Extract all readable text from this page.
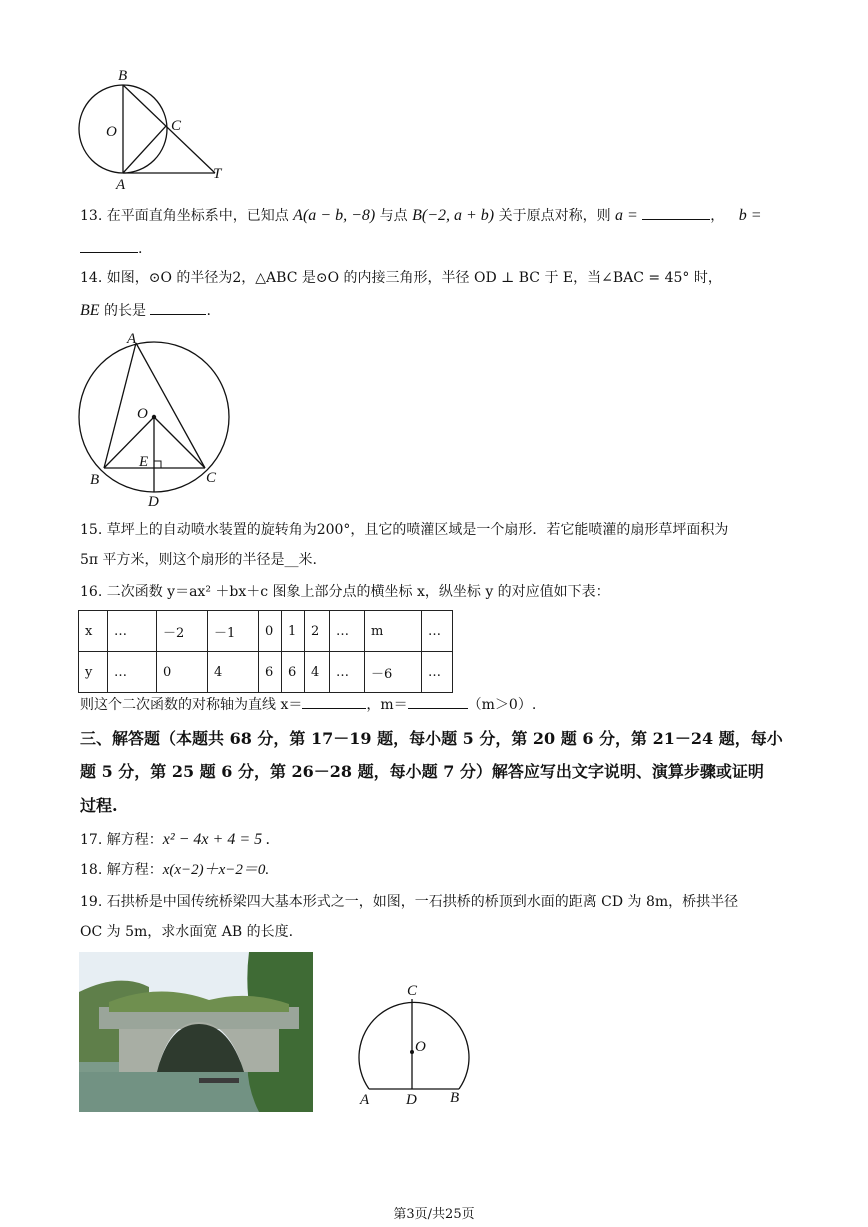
B
O	C
A
T
13. 在平面直角坐标系中，已知点 A(a − b, −8) 与点 B(−2, a + b) 关于原点对称，则 a =	， b =
.
14. 如图，⊙O 的半径为2，△ABC 是⊙O 的内接三角形，半径 OD ⊥ BC 于 E，当∠BAC = 45° 时，
BE 的长是	.
A
O
E
B	C
D
15. 草坪上的自动喷水装置的旋转角为200°，且它的喷灌区域是一个扇形．若它能喷灌的扇形草坪面积为
5π 平方米，则这个扇形的半径是__米.
16. 二次函数 y＝ax² ＋bx＋c 图象上部分点的横坐标 x，纵坐标 y 的对应值如下表：
x	…	－2	－1	0	1	2	…	m	…
y	…	0	4	6	6	4	…	－6	…
则这个二次函数的对称轴为直线 x＝	，m＝	（m＞0）.
三、解答题（本题共 68 分，第 17－19 题，每小题 5 分，第 20 题 6 分，第 21－24 题，每小
题 5 分，第 25 题 6 分，第 26－28 题，每小题 7 分）解答应写出文字说明、演算步骤或证明
过程.
17. 解方程：x² − 4x + 4 = 5 .
18. 解方程：x(x−2)＋x−2＝0.
19. 石拱桥是中国传统桥梁四大基本形式之一，如图，一石拱桥的桥顶到水面的距离 CD 为 8m，桥拱半径
OC 为 5m，求水面宽 AB 的长度.
C
O
A D B
第3页/共25页
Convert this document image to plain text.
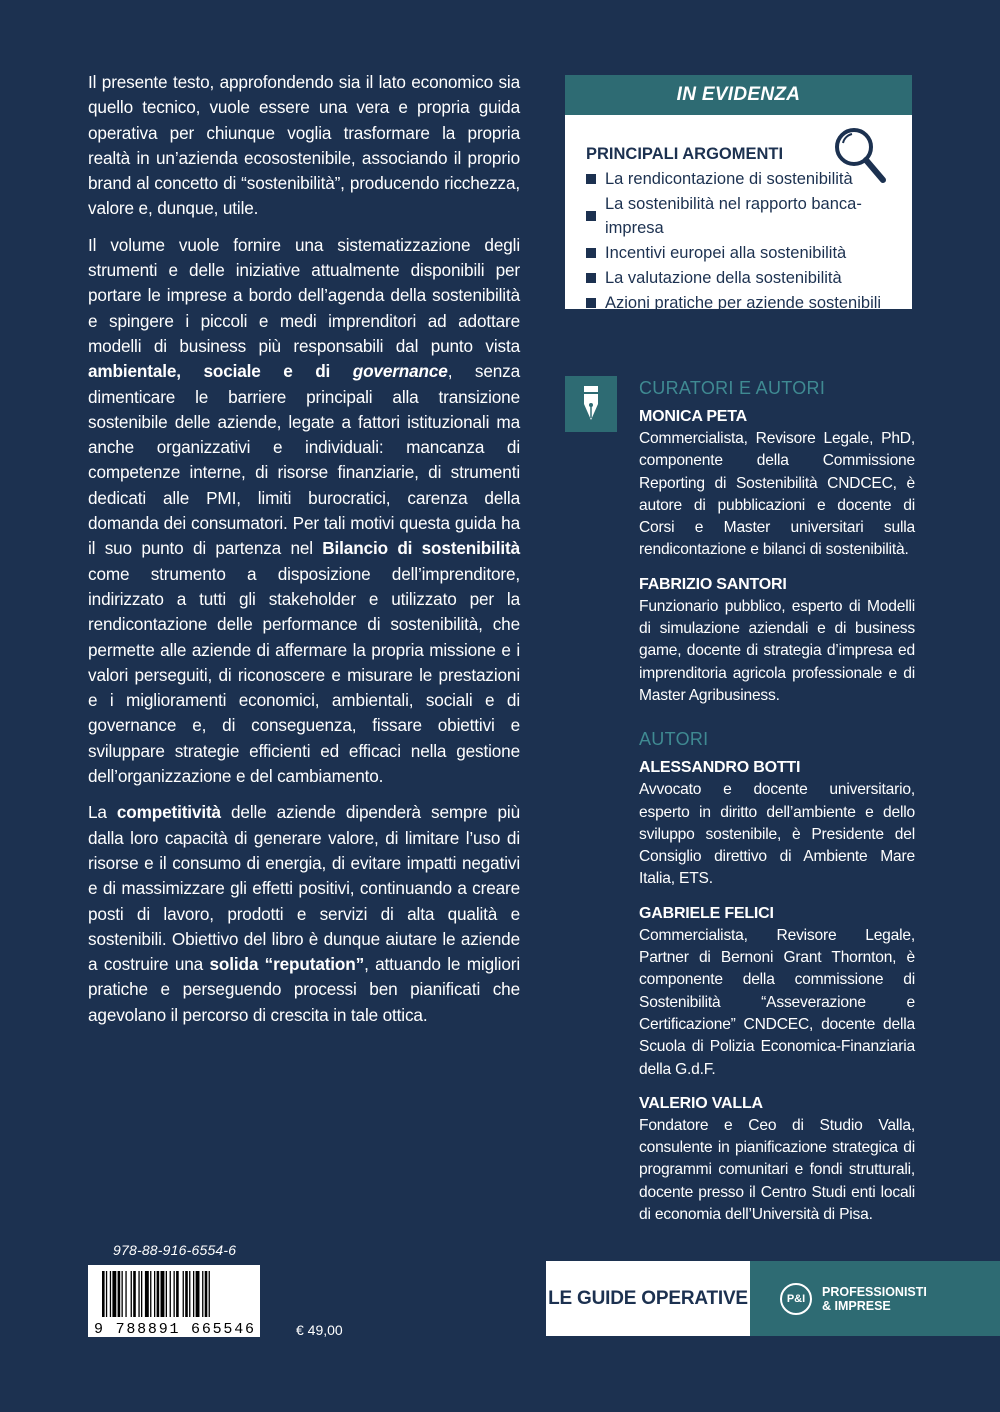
Il presente testo, approfondendo sia il lato economico sia quello tecnico, vuole essere una vera e propria guida operativa per chiunque voglia trasformare la propria realtà in un’azienda ecosostenibile, associando il proprio brand al concetto di “sostenibilità”, producendo ricchezza, valore e, dunque, utile.

Il volume vuole fornire una sistematizzazione degli strumenti e delle iniziative attualmente disponibili per portare le imprese a bordo dell’agenda della sostenibilità e spingere i piccoli e medi imprenditori ad adottare modelli di business più responsabili dal punto vista ambientale, sociale e di governance, senza dimenticare le barriere principali alla transizione sostenibile delle aziende, legate a fattori istituzionali ma anche organizzativi e individuali: mancanza di competenze interne, di risorse finanziarie, di strumenti dedicati alle PMI, limiti burocratici, carenza della domanda dei consumatori. Per tali motivi questa guida ha il suo punto di partenza nel Bilancio di sostenibilità come strumento a disposizione dell’imprenditore, indirizzato a tutti gli stakeholder e utilizzato per la rendicontazione delle performance di sostenibilità, che permette alle aziende di affermare la propria missione e i valori perseguiti, di riconoscere e misurare le prestazioni e i miglioramenti economici, ambientali, sociali e di governance e, di conseguenza, fissare obiettivi e sviluppare strategie efficienti ed efficaci nella gestione dell’organizzazione e del cambiamento.

La competitività delle aziende dipenderà sempre più dalla loro capacità di generare valore, di limitare l’uso di risorse e il consumo di energia, di evitare impatti negativi e di massimizzare gli effetti positivi, continuando a creare posti di lavoro, prodotti e servizi di alta qualità e sostenibili. Obiettivo del libro è dunque aiutare le aziende a costruire una solida “reputation”, attuando le migliori pratiche e perseguendo processi ben pianificati che agevolano il percorso di crescita in tale ottica.

IN EVIDENZA
PRINCIPALI ARGOMENTI
La rendicontazione di sostenibilità
La sostenibilità nel rapporto banca-impresa
Incentivi europei alla sostenibilità
La valutazione della sostenibilità
Azioni pratiche per aziende sostenibili
CURATORI E AUTORI
MONICA PETA
Commercialista, Revisore Legale, PhD, componente della Commissione Reporting di Sostenibilità CNDCEC, è autore di pubblicazioni e docente di Corsi e Master universitari sulla rendicontazione e bilanci di sostenibilità.
FABRIZIO SANTORI
Funzionario pubblico, esperto di Modelli di simulazione aziendali e di business game, docente di strategia d’impresa ed imprenditoria agricola professionale e di Master Agribusiness.
AUTORI
ALESSANDRO BOTTI
Avvocato e docente universitario, esperto in diritto dell’ambiente e dello sviluppo sostenibile, è Presidente del Consiglio direttivo di Ambiente Mare Italia, ETS.
GABRIELE FELICI
Commercialista, Revisore Legale, Partner di Bernoni Grant Thornton, è componente della commissione di Sostenibilità “Asseverazione e Certificazione” CNDCEC, docente della Scuola di Polizia Economica-Finanziaria della G.d.F.
VALERIO VALLA
Fondatore e Ceo di Studio Valla, consulente in pianificazione strategica di programmi comunitari e fondi strutturali, docente presso il Centro Studi enti locali di economia dell’Università di Pisa.
978-88-916-6554-6
9 788891 665546	€ 49,00
LE GUIDE OPERATIVE	P&I	PROFESSIONISTI
& IMPRESE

__________

Write down the number of lines where the word "text" appears, and nothing further.

2